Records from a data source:
— start —

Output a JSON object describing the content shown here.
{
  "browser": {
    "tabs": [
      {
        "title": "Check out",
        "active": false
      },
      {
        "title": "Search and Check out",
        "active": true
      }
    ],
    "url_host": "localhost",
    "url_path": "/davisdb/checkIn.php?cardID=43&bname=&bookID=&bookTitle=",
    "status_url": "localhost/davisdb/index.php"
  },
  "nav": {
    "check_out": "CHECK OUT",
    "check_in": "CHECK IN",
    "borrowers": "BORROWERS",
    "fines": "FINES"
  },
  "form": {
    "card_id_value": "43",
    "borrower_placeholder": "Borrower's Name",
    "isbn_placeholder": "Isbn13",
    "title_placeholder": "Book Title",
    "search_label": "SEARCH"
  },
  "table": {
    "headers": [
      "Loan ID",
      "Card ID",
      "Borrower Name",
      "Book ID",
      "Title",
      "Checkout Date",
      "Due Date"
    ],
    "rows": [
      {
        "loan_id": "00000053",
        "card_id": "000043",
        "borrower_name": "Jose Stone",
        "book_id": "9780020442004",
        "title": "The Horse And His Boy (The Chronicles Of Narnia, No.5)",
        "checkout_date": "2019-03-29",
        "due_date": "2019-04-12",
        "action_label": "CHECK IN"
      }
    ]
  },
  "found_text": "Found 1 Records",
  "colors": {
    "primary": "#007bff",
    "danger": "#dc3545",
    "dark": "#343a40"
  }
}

— end —

■ INSTRUCTIONS FOR THE TASK ■
Make an exact copy of every line in the data.

■ REPLY ■
Output a JSON object describing the content shown here.
{
  "browser": {
    "tabs": [
      {
        "title": "Check out",
        "active": false
      },
      {
        "title": "Search and Check out",
        "active": true
      }
    ],
    "url_host": "localhost",
    "url_path": "/davisdb/checkIn.php?cardID=43&bname=&bookID=&bookTitle=",
    "status_url": "localhost/davisdb/index.php"
  },
  "nav": {
    "check_out": "CHECK OUT",
    "check_in": "CHECK IN",
    "borrowers": "BORROWERS",
    "fines": "FINES"
  },
  "form": {
    "card_id_value": "43",
    "borrower_placeholder": "Borrower's Name",
    "isbn_placeholder": "Isbn13",
    "title_placeholder": "Book Title",
    "search_label": "SEARCH"
  },
  "table": {
    "headers": [
      "Loan ID",
      "Card ID",
      "Borrower Name",
      "Book ID",
      "Title",
      "Checkout Date",
      "Due Date"
    ],
    "rows": [
      {
        "loan_id": "00000053",
        "card_id": "000043",
        "borrower_name": "Jose Stone",
        "book_id": "9780020442004",
        "title": "The Horse And His Boy (The Chronicles Of Narnia, No.5)",
        "checkout_date": "2019-03-29",
        "due_date": "2019-04-12",
        "action_label": "CHECK IN"
      }
    ]
  },
  "found_text": "Found 1 Records",
  "colors": {
    "primary": "#007bff",
    "danger": "#dc3545",
    "dark": "#343a40"
  }
}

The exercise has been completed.